--- BEGIN Supplied information ---

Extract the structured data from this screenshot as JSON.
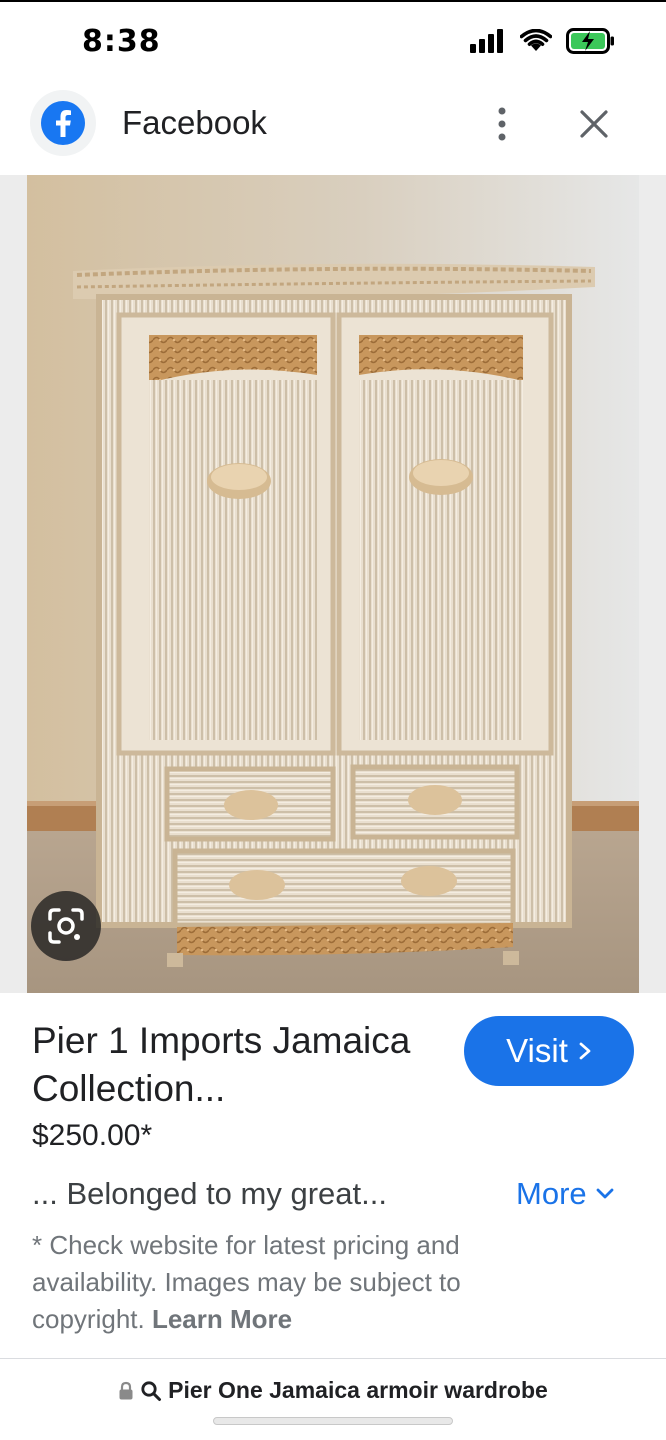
{
  "status_bar": {
    "time": "8:38"
  },
  "header": {
    "title": "Facebook",
    "logo_icon": "facebook-logo-icon",
    "menu_icon": "more-vertical-icon",
    "close_icon": "close-icon"
  },
  "image": {
    "alt": "Wicker armoire wardrobe",
    "lens_icon": "google-lens-icon"
  },
  "details": {
    "title": "Pier 1 Imports Jamaica Collection...",
    "visit_label": "Visit",
    "price": "$250.00*",
    "snippet": "... Belonged to my great...",
    "more_label": "More",
    "disclaimer": "* Check website for latest pricing and availability. Images may be subject to copyright.",
    "learn_more_label": "Learn More"
  },
  "url_bar": {
    "query": "Pier One Jamaica armoir wardrobe"
  },
  "colors": {
    "accent": "#1a73e8",
    "text_primary": "#202124",
    "text_secondary": "#70757a"
  }
}
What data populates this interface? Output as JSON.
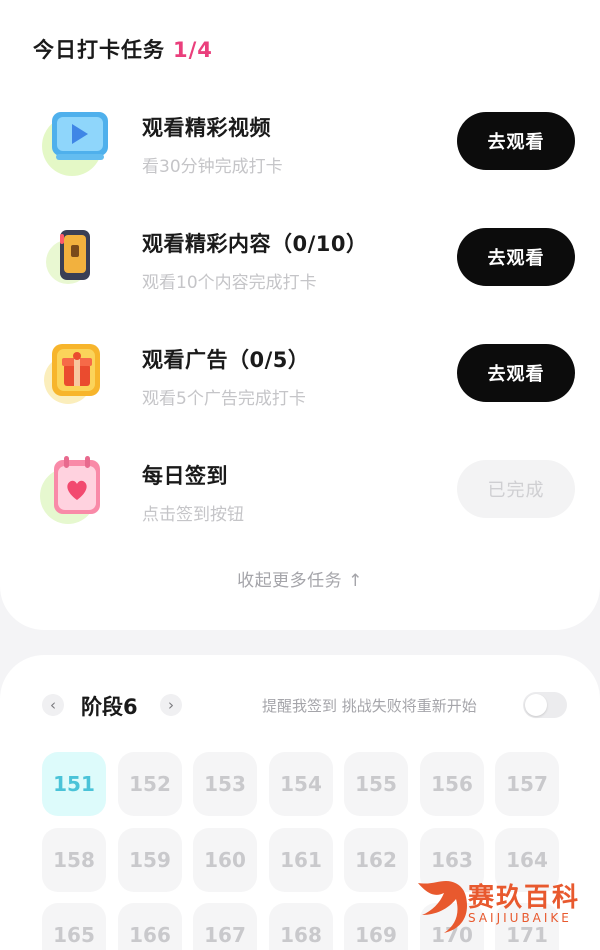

--- END Supplied information ---

- _Brief_
Your answer should be a single number: how many lines in the data above include "icon"?

- _Reply_
4